__SELECTED EXCERPT__.
>> Start
# Herichthys Carpintis Max Size?



## marinerm10 (Feb 2, 2010)

What size can I expect my male Carpintis to get to? He is just a fraction away from hitting 5 inch now. I have read contradicting information on this. A book I read says 7 inch for males yet I have read on the internet that they can get to about 9 or 10 inch. What to believe?

Thanks


----------



## BigJagLover (Oct 25, 2006)

11" is the biggest one I've ever seen. That was in 1997 so I don't think it's too common. I would say on average 10' would be max


----------



## marinerm10 (Feb 2, 2010)

Was that 11" a wild one?


----------



## PepoLD (Dec 9, 2009)

*** seen wilds around 11", even a bit bigger


----------



## oldcatfish (May 27, 2009)

One of the reasons that you see conflicting information is that some sources use Total Length (tip of nose to tip of tail fin) versus others that use Standard Length (tip of nose to base of tail fin).

H. Carpinte males can grow to 10 inches Standard length, but 8 inches is more common.


----------



## joshk281 (Sep 16, 2010)

*** seen them as large as 12"
>> End
__PROBLEMS__.
1) In the forum thread on Carpintis size, what does Standard Length measure?
2) Carry on the forum thread about Carpintis size after its last post.

Collection entries
>> Start
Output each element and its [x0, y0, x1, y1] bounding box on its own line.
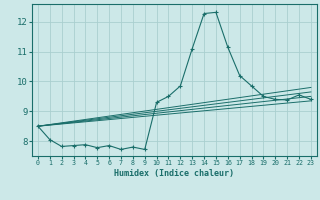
- X-axis label: Humidex (Indice chaleur): Humidex (Indice chaleur): [115, 169, 234, 178]
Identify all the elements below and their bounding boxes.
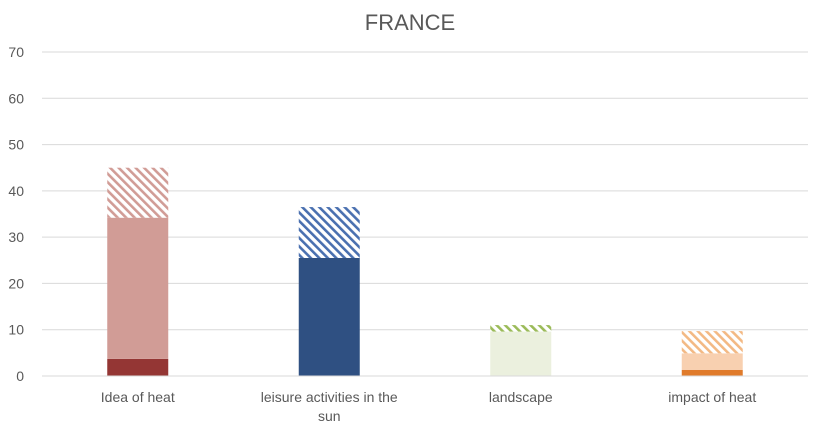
y-tick-label: 50: [8, 137, 24, 153]
bar-segment: [107, 217, 169, 359]
bar-segment: [681, 331, 743, 354]
bar-segment: [681, 353, 743, 370]
bar-segment: [107, 167, 169, 218]
x-tick-label: leisure activities in the sun: [261, 389, 398, 424]
y-tick-label: 10: [8, 322, 24, 338]
y-axis: 0 10 20 30 40 50 60 70: [8, 44, 24, 384]
x-tick-label: Idea of heat: [101, 389, 175, 405]
bars: [107, 167, 743, 376]
x-tick-label: impact of heat: [668, 389, 756, 405]
x-tick-label: landscape: [489, 389, 553, 405]
bar-segment: [490, 325, 552, 332]
y-tick-label: 40: [8, 183, 24, 199]
y-tick-label: 20: [8, 275, 24, 291]
bar-segment: [681, 369, 743, 376]
gridlines: [42, 51, 808, 331]
bar-segment: [298, 257, 360, 376]
bar-segment: [298, 207, 360, 258]
x-axis: Idea of heat leisure activities in the sun…: [101, 389, 757, 424]
chart-title: FRANCE: [365, 10, 455, 35]
y-tick-label: 30: [8, 229, 24, 245]
y-tick-label: 0: [16, 368, 24, 384]
bar-segment: [107, 358, 169, 376]
bar-segment: [490, 331, 552, 376]
y-tick-label: 70: [8, 44, 24, 60]
y-tick-label: 60: [8, 90, 24, 106]
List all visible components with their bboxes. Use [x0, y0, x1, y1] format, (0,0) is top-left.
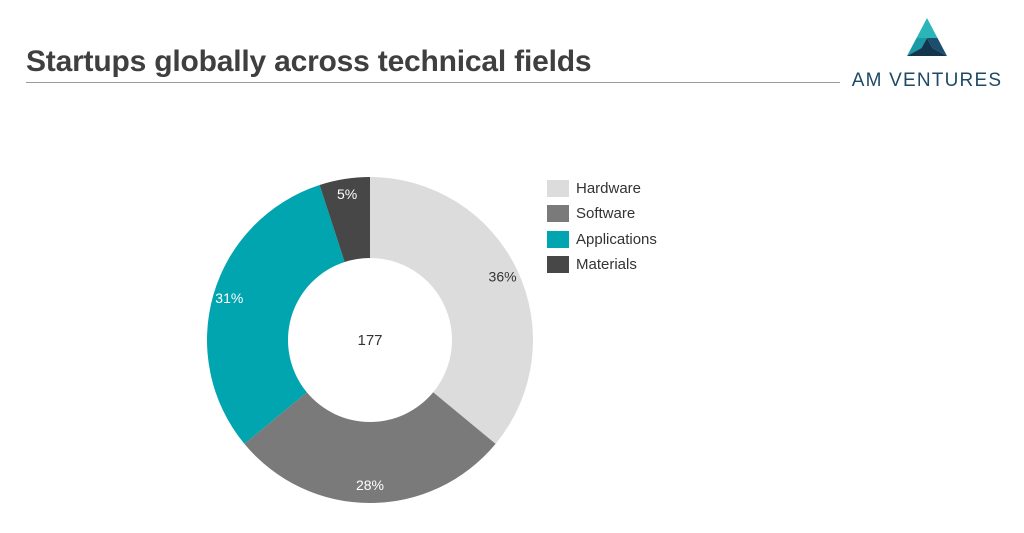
legend-swatch — [547, 205, 569, 223]
donut-center-total: 177 — [357, 332, 382, 349]
logo-facet-right — [927, 38, 947, 56]
title-divider — [26, 82, 840, 83]
slice-label-applications: 31% — [215, 290, 243, 306]
logo-mark-icon — [907, 18, 947, 56]
slide-title: Startups globally across technical field… — [26, 45, 592, 78]
legend-swatch — [547, 180, 569, 198]
donut-slices — [207, 177, 533, 504]
legend-item-hardware: Hardware — [547, 176, 657, 201]
legend-swatch — [547, 256, 569, 274]
legend-label: Materials — [576, 256, 637, 274]
logo-wordmark: AM VENTURES — [851, 70, 1003, 91]
slice-label-hardware: 36% — [489, 268, 517, 284]
donut-chart-svg: 36% 28% 31% 5% 177 — [207, 177, 533, 504]
logo-facet-left — [907, 38, 927, 56]
donut-slice-labels: 36% 28% 31% 5% — [215, 186, 516, 493]
donut-slice-hardware — [370, 177, 533, 444]
legend-item-software: Software — [547, 201, 657, 226]
legend-item-materials: Materials — [547, 252, 657, 277]
donut-slice-materials — [319, 177, 370, 263]
legend-label: Hardware — [576, 180, 642, 198]
logo-facet-top — [916, 18, 938, 38]
donut-slice-software — [244, 392, 496, 504]
slice-label-software: 28% — [356, 477, 384, 493]
donut-chart: 36% 28% 31% 5% 177 — [190, 160, 690, 520]
legend-label: Applications — [576, 230, 657, 248]
donut-slice-applications — [207, 184, 345, 444]
slice-label-materials: 5% — [337, 186, 357, 202]
legend-swatch — [547, 230, 569, 248]
logo-facet-bottom — [907, 38, 947, 56]
am-ventures-logo: AM VENTURES — [850, 18, 1010, 98]
legend-label: Software — [576, 205, 636, 223]
chart-legend: Hardware Software Applications Materials — [547, 176, 657, 277]
legend-item-applications: Applications — [547, 227, 657, 252]
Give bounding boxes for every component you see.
>> End
__RESPONSES PER TASK__.
1) From the tip of the nose to the base of the tail fin.

2)
----------



## marinerm10 (Feb 2, 2010)

Nice one. I hope my 75 Gallon won't restrict him ( Two other tank mates ) long term?

Would love it if he got to around 8" even 7" would be nice.


----------



## Aquamojo (Jan 4, 2003)

I had an Escondido that was easily 12" The norm is between 8-10"


----------



## BigJagLover (Oct 25, 2006)

The 11" one is saw was a total length. He was massive, with a big hump on his head, and long trailers on his dorsal and anal fin.


----------



## BigJagLover (Oct 25, 2006)

and no he wasn't wild, just old!!!


----------



## marinerm10 (Feb 2, 2010)

Really, thats great I wold love mine to get that big but I don't think it will for a long time yet.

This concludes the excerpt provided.